EXERCISE DIRECTIONS:
Every entry must be repeated exactly. Exclude all pictures.
>> start EXERCISE DATA
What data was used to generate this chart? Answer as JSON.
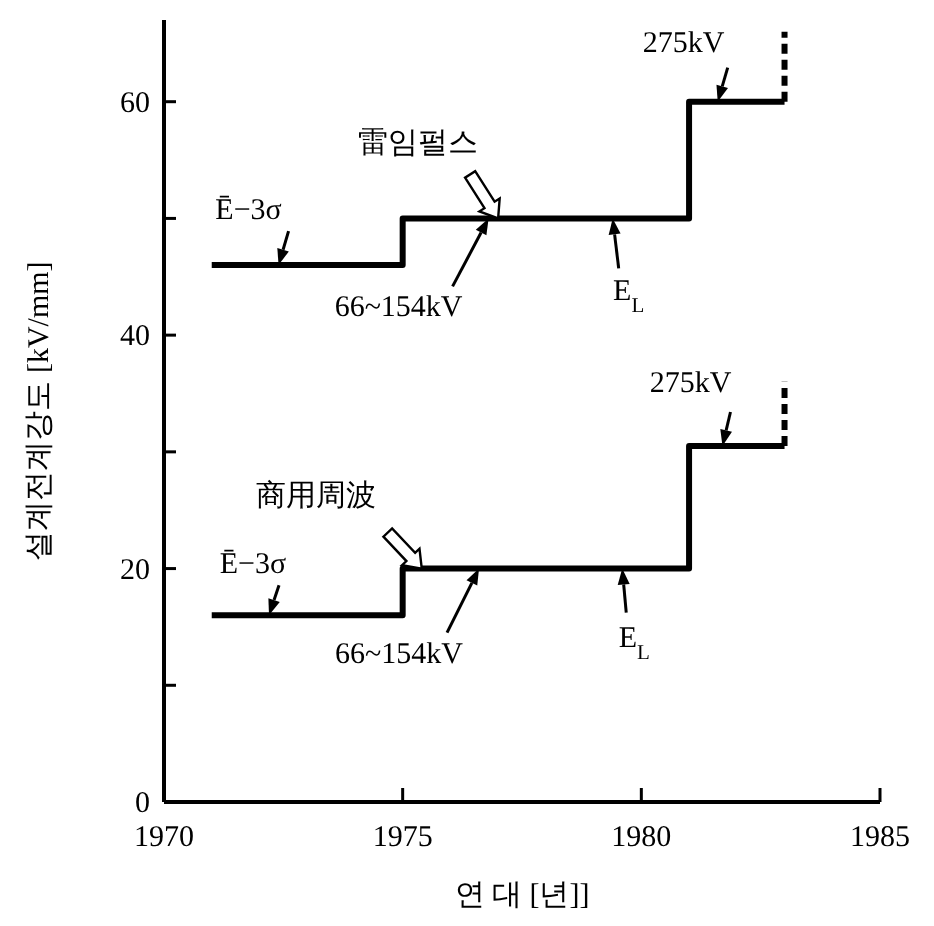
{
  "chart_data": {
    "type": "step",
    "xlabel": "연  대 [년]]",
    "ylabel": "설계전계강도 [kV/mm]",
    "xlim": [
      1970,
      1985
    ],
    "ylim": [
      0,
      67
    ],
    "xticks": [
      1970,
      1975,
      1980,
      1985
    ],
    "yticks": [
      0,
      {
        "value": 10,
        "label": null
      },
      20,
      {
        "value": 30,
        "label": null
      },
      40,
      {
        "value": 50,
        "label": null
      },
      60
    ],
    "series": [
      {
        "color": "#000000",
        "x": [
          1971,
          1975,
          1981,
          1983
        ],
        "values": [
          46,
          50,
          60,
          60
        ]
      },
      {
        "color": "#000000",
        "x": [
          1971,
          1975,
          1981,
          1983
        ],
        "values": [
          16,
          20,
          30.5,
          30.5
        ]
      },
      {
        "type": "line",
        "line_style": "dashed",
        "color": "#000000",
        "x": [
          1983,
          1983
        ],
        "values": [
          60,
          66
        ]
      },
      {
        "type": "line",
        "line_style": "dashed",
        "color": "#000000",
        "x": [
          1983,
          1983
        ],
        "values": [
          30.5,
          36
        ]
      }
    ],
    "annotations": [
      {
        "text": "Ē−3σ",
        "x": 1972.4,
        "y": 46
      },
      {
        "text": "66~154kV",
        "x": 1976.8,
        "y": 50
      },
      {
        "text": "雷임펄스",
        "x": 1977,
        "y": 50
      },
      {
        "text": "E$_{L}$",
        "x": 1979.4,
        "y": 50
      },
      {
        "text": "275kV",
        "x": 1981.6,
        "y": 60
      },
      {
        "text": "Ē−3σ",
        "x": 1972.2,
        "y": 16
      },
      {
        "text": "66~154kV",
        "x": 1976.6,
        "y": 20
      },
      {
        "text": "商用周波",
        "x": 1975.4,
        "y": 20
      },
      {
        "text": "E$_{L}$",
        "x": 1979.6,
        "y": 20
      },
      {
        "text": "275kV",
        "x": 1981.7,
        "y": 30.5
      }
    ]
  }
}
>> end EXERCISE DATA
SOLUTION TO THIS EXERCISE:
What data was used to generate this chart? Answer as JSON.
{
  "chart_data": {
    "type": "step",
    "xlabel": "연  대 [년]]",
    "ylabel": "설계전계강도 [kV/mm]",
    "xlim": [
      1970,
      1985
    ],
    "ylim": [
      0,
      67
    ],
    "xticks": [
      1970,
      1975,
      1980,
      1985
    ],
    "yticks": [
      0,
      {
        "value": 10,
        "label": null
      },
      20,
      {
        "value": 30,
        "label": null
      },
      40,
      {
        "value": 50,
        "label": null
      },
      60
    ],
    "series": [
      {
        "color": "#000000",
        "x": [
          1971,
          1975,
          1981,
          1983
        ],
        "values": [
          46,
          50,
          60,
          60
        ]
      },
      {
        "color": "#000000",
        "x": [
          1971,
          1975,
          1981,
          1983
        ],
        "values": [
          16,
          20,
          30.5,
          30.5
        ]
      },
      {
        "type": "line",
        "line_style": "dashed",
        "color": "#000000",
        "x": [
          1983,
          1983
        ],
        "values": [
          60,
          66
        ]
      },
      {
        "type": "line",
        "line_style": "dashed",
        "color": "#000000",
        "x": [
          1983,
          1983
        ],
        "values": [
          30.5,
          36
        ]
      }
    ],
    "annotations": [
      {
        "text": "Ē−3σ",
        "x": 1972.4,
        "y": 46
      },
      {
        "text": "66~154kV",
        "x": 1976.8,
        "y": 50
      },
      {
        "text": "雷임펄스",
        "x": 1977,
        "y": 50
      },
      {
        "text": "E$_{L}$",
        "x": 1979.4,
        "y": 50
      },
      {
        "text": "275kV",
        "x": 1981.6,
        "y": 60
      },
      {
        "text": "Ē−3σ",
        "x": 1972.2,
        "y": 16
      },
      {
        "text": "66~154kV",
        "x": 1976.6,
        "y": 20
      },
      {
        "text": "商用周波",
        "x": 1975.4,
        "y": 20
      },
      {
        "text": "E$_{L}$",
        "x": 1979.6,
        "y": 20
      },
      {
        "text": "275kV",
        "x": 1981.7,
        "y": 30.5
      }
    ]
  }
}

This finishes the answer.